- THINGS TO DO:
a) Name every life insurance company mentioned in the excerpt on South Korean short-term life insurance.
b) Summarize the excerpt on South Korean short-term life insurance in two sentences.
c) Continue the excerpt on South Korean short-term life insurance from its last sentence.

- EXCERPT:
▼▼▼

South Korean insurers plan to reduce their return rate for short-term life insurance starting in February. This move comes after the country’s financial authorities launched on-site inspections of insurance companies, spurred by concerns over mis-selling amid intense competition among insurers in the short-term life insurance market.

According to insurance industry sources on Monday, Shinhan Life Insurance Co. is considering revising the terms of its short-term life insurance product ‘Shinhan More Deep Dream Whole Life Insurance.’ The company raised the return rate for the product from 130 percent to an industry-leading 135 percent for policies that involve 7 years of payment and 10 years of maintenance on January 15th, 2024. This product is structured to return 135 percent of the paid premiums if the policyholder pays premiums for seven years and terminates the policy after maintaining it for 10 years or more. Shinhan Life plans to lower the return rate in February 2024 and supply the market with the revised product.

Other life insurers, including Hana Life Insurance Co., Hanwha Life Insurance Co., NongHyup Life Insurance Co., and TongYang Life Insurance Co., have also announced plans to stop selling products with excessive return rates. Their plan is to sell existing products with high return rates only until the end of January 2024 and revise the products to sell them with adjusted return rates from February onwards. The companies are expected to supply products with a reduced return rate in the 120 percent range from February.

▲▲▲

- RECORD EXTRACTS:
▼▼▼

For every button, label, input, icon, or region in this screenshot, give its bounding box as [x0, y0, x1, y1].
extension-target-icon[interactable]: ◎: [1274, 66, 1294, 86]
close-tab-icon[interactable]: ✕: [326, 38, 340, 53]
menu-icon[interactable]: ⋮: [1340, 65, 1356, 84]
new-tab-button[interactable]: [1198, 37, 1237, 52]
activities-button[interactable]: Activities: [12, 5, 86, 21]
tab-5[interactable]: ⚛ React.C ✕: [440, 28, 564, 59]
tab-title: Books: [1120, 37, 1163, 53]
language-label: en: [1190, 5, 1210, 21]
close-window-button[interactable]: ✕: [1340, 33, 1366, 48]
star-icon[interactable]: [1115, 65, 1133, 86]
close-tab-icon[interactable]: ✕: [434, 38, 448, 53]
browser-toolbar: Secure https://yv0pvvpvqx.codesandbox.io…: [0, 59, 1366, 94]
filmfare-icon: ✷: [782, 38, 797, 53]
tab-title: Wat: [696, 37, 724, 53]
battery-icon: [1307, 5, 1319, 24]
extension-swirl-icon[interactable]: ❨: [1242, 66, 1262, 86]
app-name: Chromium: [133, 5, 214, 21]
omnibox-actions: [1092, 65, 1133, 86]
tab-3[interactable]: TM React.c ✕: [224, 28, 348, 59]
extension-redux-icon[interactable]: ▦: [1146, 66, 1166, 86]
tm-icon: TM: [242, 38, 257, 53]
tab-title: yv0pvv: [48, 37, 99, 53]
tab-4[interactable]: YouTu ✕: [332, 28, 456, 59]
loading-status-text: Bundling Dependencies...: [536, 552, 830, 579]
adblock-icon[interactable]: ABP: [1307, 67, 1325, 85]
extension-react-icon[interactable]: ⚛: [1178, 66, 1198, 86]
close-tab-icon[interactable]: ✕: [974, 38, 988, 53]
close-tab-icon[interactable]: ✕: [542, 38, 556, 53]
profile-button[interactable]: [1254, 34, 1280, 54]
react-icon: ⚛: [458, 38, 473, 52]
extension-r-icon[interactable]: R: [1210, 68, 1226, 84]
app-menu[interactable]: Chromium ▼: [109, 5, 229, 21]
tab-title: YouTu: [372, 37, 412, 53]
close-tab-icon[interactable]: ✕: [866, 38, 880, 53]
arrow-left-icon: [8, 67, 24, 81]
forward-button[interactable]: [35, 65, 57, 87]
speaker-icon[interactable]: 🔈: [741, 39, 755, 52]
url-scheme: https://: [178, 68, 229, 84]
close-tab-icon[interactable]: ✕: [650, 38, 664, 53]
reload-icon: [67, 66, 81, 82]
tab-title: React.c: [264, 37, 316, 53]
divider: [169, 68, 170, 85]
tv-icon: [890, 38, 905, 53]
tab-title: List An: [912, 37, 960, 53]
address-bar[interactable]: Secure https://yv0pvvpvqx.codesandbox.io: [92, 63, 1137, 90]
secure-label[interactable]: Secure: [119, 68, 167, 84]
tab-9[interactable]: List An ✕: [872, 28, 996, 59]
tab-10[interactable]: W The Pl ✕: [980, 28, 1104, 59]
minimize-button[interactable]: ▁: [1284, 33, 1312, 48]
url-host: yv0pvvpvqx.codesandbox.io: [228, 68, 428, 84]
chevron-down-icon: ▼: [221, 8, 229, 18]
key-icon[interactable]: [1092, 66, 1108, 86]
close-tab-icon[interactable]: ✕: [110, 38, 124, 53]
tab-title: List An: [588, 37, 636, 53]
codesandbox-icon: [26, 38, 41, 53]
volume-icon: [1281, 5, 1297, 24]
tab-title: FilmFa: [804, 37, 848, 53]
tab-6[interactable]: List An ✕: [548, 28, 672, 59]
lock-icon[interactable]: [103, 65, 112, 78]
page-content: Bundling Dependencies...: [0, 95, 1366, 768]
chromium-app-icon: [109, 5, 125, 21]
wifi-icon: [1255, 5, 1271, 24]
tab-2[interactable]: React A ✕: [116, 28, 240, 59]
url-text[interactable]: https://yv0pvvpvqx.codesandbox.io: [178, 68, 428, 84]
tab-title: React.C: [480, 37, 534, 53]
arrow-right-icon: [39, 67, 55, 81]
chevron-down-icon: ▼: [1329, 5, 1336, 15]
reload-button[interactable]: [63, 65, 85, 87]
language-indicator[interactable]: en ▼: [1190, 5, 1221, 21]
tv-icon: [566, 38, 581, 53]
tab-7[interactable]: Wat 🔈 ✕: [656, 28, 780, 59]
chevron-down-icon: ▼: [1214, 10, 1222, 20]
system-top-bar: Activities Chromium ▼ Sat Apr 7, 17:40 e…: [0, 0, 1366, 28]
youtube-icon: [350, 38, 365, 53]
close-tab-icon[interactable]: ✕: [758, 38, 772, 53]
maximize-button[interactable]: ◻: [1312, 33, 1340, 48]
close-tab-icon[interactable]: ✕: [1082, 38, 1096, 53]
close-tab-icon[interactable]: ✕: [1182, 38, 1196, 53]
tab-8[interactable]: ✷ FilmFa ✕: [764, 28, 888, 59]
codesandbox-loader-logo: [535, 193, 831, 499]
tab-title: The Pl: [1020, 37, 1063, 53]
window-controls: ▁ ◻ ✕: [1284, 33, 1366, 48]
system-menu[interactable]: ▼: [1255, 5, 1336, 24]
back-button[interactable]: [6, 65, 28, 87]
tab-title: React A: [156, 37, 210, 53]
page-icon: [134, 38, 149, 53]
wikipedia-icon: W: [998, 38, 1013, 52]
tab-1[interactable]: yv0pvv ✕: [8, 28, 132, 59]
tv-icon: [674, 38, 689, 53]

▲▲▲

- RESULTS FOR EACH TASK:
a) Shinhan Life Insurance Co., Hana Life Insurance Co., Hanwha Life Insurance Co., NongHyup Life Insurance Co., TongYang Life Insurance Co.

b) South Korean insurers plan to cut return rates on short-term life insurance starting in February, after financial authorities began on-site inspections over mis-selling concerns in a highly competitive market. Shinhan Life, which raised its product's return rate to an industry-leading 135 percent, plans to lower it in February 2024, and other life insurers are expected to offer products with return rates in the 120 percent range from February.

c)
Fubon Hyundai Life Insurance Co. was the only company offering a 10-year return rate exceeding 130 percent until the second half of 2023, but other insurers followed suit, raising their return rates to 130 percent from the end of that year. The competition to sign contracts intensified among these companies as the impact of securing new contracts on performance grew following the introduction of the new International Financial Reporting Standards (IFRS17) that year.

But concerns are rising that the competition among life insurers to offer higher return rates could increase the possibility of mis-selling due to heated competition and that it could lead to financial instability due to insurers’ deteriorating financial soundness.

In response to these concerns, the Financial Supervisory Service (FSS) launched on-site inspections of Shinhan Life and Kyobo Life on January 22nd, 2024, and is conducting written inspections for other insurance companies.